Your objective:
Find the line containing "Give me a plain-text", then output it and every line after it through the end of the listing below, exactly as written.

Entries shown:
•••
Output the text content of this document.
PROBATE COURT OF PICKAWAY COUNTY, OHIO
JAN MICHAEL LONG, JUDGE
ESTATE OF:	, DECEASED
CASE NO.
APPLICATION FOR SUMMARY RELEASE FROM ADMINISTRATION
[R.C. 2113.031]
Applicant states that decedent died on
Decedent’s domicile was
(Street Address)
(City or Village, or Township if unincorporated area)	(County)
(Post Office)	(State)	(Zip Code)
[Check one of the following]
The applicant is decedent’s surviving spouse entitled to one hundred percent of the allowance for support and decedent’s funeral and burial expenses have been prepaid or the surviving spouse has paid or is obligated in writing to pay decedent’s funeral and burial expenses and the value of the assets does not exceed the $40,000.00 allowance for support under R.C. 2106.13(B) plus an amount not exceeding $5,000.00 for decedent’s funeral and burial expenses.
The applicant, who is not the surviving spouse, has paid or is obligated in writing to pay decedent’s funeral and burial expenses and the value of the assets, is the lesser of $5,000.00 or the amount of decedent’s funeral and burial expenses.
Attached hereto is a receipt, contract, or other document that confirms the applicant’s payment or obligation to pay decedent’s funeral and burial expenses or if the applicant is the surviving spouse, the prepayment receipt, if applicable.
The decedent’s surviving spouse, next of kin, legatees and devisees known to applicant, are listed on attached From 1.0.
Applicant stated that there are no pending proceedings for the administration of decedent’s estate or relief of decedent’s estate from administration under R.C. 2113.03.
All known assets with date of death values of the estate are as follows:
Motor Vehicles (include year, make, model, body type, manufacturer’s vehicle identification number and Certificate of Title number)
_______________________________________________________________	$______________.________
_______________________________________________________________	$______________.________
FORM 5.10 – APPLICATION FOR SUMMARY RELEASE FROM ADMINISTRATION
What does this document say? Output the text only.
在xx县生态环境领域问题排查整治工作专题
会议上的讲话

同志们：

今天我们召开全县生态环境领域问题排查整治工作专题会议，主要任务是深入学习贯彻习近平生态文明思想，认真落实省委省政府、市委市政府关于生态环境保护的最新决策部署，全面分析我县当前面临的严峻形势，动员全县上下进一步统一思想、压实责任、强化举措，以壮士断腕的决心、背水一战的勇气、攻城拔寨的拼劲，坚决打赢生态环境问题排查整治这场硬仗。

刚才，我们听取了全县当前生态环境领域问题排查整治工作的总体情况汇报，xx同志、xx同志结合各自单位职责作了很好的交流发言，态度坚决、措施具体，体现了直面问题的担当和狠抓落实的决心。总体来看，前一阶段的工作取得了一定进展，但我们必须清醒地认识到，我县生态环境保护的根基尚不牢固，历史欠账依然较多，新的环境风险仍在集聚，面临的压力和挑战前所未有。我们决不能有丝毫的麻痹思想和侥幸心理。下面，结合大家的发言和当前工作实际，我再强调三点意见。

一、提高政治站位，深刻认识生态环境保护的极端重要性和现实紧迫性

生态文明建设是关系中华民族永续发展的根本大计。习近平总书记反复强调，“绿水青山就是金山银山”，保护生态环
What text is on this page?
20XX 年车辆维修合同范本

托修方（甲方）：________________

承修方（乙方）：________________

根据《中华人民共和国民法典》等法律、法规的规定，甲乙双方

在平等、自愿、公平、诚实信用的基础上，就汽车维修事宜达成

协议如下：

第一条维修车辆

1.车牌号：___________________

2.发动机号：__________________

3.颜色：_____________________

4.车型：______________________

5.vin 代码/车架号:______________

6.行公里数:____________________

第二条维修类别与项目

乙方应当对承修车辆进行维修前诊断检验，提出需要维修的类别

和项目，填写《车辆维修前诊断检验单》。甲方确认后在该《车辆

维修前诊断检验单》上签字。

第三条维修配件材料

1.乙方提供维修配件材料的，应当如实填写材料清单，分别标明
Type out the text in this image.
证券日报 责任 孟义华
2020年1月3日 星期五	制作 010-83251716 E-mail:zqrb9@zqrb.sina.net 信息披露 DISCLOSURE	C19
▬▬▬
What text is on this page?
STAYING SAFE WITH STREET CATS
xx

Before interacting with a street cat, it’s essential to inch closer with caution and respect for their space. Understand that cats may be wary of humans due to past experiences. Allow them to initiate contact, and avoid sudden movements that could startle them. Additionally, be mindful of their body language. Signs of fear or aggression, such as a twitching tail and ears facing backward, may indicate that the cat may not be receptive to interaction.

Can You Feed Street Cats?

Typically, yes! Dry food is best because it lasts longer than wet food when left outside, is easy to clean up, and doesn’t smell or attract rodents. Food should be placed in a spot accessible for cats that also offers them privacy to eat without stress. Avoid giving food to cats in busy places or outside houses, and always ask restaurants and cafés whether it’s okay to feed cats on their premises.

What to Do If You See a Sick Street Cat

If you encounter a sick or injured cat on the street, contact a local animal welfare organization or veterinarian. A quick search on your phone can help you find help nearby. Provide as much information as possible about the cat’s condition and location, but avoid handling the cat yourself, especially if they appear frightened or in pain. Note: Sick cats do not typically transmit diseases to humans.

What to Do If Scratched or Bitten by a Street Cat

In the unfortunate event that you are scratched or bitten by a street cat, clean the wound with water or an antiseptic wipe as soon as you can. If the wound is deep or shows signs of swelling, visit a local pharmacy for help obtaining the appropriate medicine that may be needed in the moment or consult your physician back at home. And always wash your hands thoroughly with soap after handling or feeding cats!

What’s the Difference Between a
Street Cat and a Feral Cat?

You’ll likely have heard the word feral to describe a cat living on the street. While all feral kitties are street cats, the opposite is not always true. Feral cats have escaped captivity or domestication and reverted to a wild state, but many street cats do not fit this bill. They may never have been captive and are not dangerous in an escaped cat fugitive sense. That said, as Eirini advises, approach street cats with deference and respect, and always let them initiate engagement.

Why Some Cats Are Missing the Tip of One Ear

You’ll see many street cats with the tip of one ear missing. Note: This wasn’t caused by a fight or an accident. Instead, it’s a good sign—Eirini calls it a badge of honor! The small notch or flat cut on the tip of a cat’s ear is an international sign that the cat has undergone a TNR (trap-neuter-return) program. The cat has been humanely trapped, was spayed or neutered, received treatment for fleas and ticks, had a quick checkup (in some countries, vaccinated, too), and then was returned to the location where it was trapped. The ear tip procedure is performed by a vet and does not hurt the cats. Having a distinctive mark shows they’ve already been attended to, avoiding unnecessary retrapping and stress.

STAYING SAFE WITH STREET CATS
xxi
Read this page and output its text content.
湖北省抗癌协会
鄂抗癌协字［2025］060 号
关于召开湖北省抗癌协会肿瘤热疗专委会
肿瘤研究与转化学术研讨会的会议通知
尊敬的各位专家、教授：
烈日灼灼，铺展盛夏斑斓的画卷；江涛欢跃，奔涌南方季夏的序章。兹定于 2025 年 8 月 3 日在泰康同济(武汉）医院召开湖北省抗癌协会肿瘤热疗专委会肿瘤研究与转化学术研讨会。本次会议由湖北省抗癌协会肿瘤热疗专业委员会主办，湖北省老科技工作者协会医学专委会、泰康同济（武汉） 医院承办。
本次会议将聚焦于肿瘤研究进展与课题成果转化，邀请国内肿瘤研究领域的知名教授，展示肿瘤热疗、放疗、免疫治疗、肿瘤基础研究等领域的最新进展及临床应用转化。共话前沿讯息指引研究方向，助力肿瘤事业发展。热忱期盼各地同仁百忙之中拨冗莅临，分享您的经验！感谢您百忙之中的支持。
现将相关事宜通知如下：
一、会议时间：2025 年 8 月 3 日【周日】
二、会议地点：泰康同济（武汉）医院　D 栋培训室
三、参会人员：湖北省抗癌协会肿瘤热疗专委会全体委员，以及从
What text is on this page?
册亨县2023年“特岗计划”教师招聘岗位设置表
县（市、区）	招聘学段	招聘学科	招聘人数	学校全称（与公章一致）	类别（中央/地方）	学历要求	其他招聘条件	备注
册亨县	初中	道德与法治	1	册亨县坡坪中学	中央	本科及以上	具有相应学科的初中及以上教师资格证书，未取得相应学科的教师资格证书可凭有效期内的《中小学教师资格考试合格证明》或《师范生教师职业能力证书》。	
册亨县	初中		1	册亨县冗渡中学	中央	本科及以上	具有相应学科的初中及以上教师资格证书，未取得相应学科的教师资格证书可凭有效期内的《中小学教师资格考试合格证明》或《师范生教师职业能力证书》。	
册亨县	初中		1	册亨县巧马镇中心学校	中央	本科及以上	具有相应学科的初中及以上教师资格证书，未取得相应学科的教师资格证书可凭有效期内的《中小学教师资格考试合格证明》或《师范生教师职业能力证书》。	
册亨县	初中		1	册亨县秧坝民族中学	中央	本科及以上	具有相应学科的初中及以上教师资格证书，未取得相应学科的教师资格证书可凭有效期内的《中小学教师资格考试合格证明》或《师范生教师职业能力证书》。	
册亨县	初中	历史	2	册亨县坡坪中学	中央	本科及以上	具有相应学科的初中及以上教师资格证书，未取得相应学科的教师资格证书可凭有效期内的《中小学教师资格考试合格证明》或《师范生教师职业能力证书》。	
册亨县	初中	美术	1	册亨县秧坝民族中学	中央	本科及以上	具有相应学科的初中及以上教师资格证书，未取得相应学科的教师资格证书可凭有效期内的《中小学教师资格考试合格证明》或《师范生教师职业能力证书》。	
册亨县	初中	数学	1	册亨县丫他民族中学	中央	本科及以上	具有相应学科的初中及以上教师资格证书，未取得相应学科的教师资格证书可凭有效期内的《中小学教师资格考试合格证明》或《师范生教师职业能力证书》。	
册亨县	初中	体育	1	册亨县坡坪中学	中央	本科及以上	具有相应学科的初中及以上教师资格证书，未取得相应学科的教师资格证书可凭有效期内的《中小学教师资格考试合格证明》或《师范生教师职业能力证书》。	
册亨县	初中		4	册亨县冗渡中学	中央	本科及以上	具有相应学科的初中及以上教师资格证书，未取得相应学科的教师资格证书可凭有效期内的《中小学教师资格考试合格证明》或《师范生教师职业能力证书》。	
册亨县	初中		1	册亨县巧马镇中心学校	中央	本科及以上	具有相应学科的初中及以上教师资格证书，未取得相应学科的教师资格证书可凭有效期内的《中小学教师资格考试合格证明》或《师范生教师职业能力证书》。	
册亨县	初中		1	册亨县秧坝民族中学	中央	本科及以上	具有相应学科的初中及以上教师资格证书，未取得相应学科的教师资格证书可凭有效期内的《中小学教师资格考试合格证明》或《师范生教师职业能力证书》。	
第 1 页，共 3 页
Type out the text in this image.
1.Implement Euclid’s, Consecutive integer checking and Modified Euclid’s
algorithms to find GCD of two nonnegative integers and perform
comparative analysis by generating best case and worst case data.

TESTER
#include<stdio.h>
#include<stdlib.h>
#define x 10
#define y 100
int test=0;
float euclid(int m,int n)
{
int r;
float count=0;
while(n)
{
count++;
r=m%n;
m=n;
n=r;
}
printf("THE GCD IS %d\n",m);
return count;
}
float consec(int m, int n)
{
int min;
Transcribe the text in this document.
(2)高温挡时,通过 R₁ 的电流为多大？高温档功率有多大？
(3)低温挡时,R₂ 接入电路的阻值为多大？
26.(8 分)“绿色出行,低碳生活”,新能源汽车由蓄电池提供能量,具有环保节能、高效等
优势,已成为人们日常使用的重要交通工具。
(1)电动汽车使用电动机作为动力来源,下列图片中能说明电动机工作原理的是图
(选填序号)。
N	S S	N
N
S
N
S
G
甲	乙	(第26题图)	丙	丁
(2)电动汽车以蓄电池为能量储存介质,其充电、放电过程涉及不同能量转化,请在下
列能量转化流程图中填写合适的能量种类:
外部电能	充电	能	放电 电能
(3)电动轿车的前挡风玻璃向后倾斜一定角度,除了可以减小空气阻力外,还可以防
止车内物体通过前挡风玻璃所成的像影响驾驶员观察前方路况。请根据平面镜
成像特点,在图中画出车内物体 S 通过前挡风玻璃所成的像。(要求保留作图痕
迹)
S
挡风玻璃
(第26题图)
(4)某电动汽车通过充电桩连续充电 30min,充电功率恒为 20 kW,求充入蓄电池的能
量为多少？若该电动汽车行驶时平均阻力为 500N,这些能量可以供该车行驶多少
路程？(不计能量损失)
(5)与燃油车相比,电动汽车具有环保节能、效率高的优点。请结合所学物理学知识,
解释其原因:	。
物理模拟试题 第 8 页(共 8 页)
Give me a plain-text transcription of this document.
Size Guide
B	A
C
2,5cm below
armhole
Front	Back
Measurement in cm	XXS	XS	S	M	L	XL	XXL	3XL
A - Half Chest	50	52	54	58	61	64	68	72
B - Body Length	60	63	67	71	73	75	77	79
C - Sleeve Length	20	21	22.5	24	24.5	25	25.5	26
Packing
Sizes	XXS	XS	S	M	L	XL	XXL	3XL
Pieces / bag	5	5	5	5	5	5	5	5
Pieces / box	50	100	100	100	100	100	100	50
•••
Task solution:
Give me a plain-text transcription of this document.
Size Guide
B	A
C
2,5cm below
armhole
Front	Back
Measurement in cm	XXS	XS	S	M	L	XL	XXL	3XL
A - Half Chest	50	52	54	58	61	64	68	72
B - Body Length	60	63	67	71	73	75	77	79
C - Sleeve Length	20	21	22.5	24	24.5	25	25.5	26
Packing
Sizes	XXS	XS	S	M	L	XL	XXL	3XL
Pieces / bag	5	5	5	5	5	5	5	5
Pieces / box	50	100	100	100	100	100	100	50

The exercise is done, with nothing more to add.